### WHAT YOU ARE ASKED TO DO
Determine how many lines of the entries contain "dried". Reply with that number alone.

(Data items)
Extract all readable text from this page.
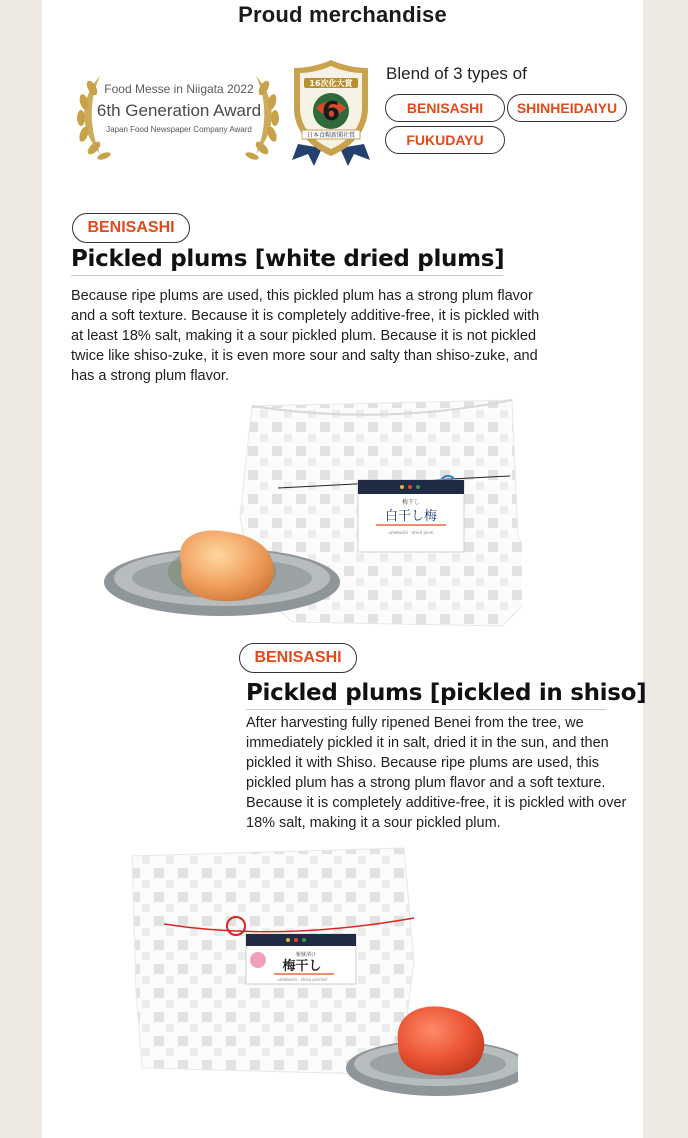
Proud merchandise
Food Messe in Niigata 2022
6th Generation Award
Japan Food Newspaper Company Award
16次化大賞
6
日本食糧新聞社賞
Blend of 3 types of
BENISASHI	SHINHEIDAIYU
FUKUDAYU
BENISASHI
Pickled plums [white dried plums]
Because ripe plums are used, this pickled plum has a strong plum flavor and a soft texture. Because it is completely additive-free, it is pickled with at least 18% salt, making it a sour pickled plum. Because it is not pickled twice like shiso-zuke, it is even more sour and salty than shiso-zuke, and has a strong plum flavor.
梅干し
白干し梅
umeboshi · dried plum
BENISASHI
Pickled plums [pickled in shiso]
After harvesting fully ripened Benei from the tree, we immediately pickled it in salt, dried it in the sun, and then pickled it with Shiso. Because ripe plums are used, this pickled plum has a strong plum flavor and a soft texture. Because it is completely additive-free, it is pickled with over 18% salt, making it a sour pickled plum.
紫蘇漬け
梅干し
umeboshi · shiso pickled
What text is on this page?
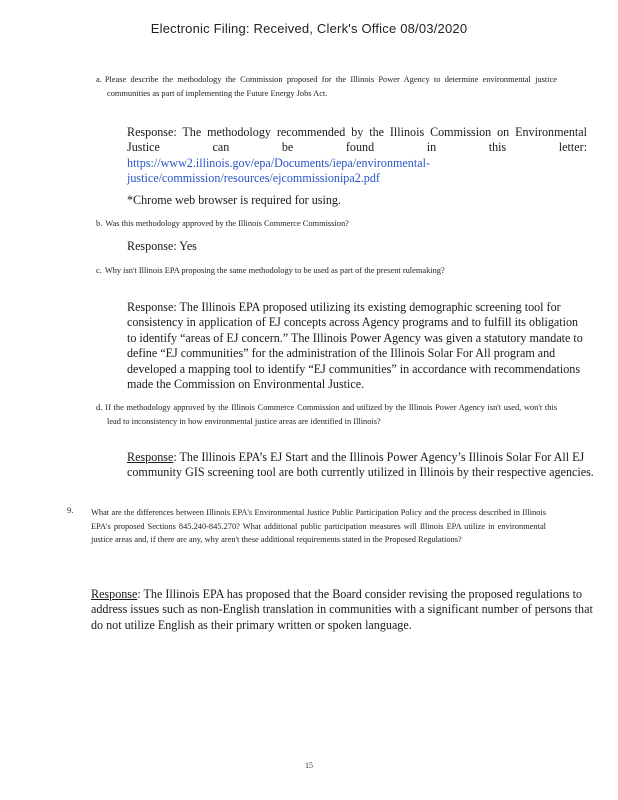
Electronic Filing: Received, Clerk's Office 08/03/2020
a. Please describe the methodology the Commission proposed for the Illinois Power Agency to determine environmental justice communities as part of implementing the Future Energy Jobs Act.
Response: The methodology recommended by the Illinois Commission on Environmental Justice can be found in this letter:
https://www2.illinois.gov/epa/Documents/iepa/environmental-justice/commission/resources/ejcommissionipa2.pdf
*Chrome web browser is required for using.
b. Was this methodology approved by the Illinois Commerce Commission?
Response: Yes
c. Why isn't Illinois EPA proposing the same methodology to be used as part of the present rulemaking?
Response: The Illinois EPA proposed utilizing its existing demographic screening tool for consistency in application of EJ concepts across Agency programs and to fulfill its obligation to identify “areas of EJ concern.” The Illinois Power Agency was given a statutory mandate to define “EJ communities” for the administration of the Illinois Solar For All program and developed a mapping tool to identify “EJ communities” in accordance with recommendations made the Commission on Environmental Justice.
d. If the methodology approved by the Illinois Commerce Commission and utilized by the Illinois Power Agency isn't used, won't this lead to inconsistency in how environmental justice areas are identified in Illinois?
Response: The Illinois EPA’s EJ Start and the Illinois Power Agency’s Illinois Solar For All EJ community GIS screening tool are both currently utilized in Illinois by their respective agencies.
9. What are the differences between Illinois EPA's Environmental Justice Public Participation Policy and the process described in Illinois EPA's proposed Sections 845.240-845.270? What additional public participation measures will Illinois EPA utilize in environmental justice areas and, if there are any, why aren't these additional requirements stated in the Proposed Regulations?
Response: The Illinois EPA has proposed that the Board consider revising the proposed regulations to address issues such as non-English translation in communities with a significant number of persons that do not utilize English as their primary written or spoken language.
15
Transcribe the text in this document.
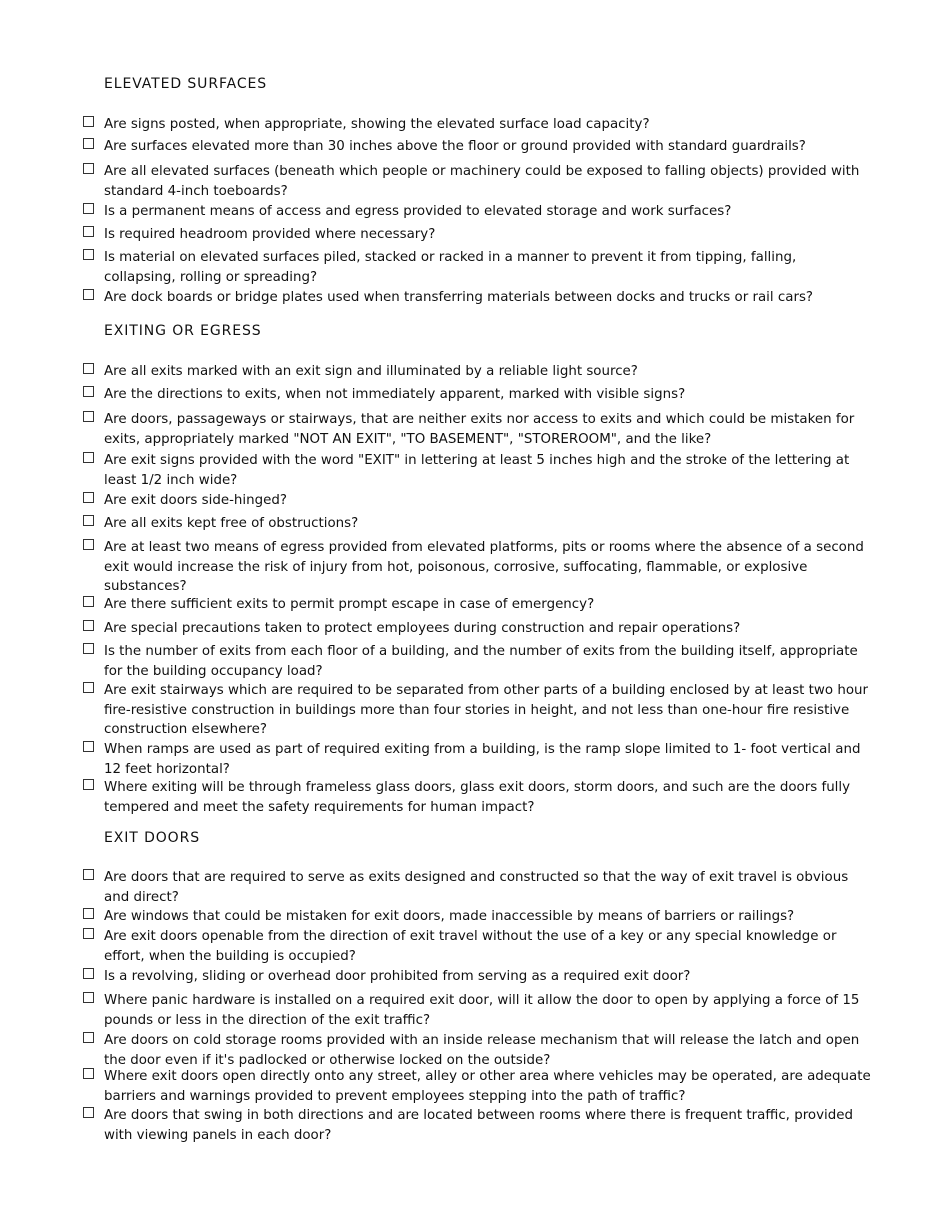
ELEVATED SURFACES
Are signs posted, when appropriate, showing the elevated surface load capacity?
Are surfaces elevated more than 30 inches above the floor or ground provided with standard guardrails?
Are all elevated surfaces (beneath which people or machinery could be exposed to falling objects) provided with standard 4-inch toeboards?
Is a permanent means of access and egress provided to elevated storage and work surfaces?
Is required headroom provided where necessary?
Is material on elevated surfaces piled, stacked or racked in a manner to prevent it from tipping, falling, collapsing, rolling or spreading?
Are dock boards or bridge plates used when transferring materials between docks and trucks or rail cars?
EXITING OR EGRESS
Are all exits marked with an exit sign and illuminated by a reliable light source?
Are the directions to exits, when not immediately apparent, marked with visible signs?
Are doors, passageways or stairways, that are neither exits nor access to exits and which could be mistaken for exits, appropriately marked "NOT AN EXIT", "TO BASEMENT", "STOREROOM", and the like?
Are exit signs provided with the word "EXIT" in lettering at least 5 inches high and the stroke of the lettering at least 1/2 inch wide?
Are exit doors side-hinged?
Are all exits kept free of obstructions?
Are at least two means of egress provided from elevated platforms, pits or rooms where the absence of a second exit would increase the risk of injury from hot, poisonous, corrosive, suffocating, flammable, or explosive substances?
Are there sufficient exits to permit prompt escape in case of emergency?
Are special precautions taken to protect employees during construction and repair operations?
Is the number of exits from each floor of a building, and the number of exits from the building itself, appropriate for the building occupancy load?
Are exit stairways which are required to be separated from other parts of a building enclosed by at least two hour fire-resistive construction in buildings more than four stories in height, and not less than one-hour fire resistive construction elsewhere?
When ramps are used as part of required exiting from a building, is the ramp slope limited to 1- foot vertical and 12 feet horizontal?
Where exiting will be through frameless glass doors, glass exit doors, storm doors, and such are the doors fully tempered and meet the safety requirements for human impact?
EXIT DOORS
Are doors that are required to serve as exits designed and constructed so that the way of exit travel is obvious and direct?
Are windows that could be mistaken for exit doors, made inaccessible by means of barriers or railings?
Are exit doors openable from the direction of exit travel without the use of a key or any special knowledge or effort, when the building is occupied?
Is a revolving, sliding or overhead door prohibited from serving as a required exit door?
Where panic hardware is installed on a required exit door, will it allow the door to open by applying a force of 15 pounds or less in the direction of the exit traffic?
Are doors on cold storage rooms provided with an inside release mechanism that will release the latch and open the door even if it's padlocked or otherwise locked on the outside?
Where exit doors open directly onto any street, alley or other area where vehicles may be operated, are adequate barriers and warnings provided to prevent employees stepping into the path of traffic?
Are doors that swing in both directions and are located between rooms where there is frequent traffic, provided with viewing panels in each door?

---

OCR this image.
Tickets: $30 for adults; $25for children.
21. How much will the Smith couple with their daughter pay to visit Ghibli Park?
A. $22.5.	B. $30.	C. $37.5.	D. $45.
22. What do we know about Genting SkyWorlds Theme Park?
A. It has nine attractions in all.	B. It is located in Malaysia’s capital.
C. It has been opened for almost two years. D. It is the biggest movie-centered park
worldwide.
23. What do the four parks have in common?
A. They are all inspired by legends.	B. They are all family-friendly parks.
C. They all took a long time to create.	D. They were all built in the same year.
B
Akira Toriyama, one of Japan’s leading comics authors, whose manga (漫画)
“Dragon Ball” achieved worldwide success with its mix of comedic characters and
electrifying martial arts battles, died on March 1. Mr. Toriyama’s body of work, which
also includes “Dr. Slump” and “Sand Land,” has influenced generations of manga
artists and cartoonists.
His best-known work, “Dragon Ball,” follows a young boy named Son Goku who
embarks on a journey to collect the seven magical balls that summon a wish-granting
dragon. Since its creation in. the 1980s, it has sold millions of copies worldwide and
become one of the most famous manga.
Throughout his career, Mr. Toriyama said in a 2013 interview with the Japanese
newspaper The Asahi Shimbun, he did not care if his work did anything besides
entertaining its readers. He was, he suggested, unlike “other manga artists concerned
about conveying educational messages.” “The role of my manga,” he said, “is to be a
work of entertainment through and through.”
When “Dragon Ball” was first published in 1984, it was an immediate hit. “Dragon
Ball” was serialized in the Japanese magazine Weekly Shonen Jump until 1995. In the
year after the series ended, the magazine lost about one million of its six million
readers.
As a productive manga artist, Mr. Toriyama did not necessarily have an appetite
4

### COMPLETED EXERCISE
3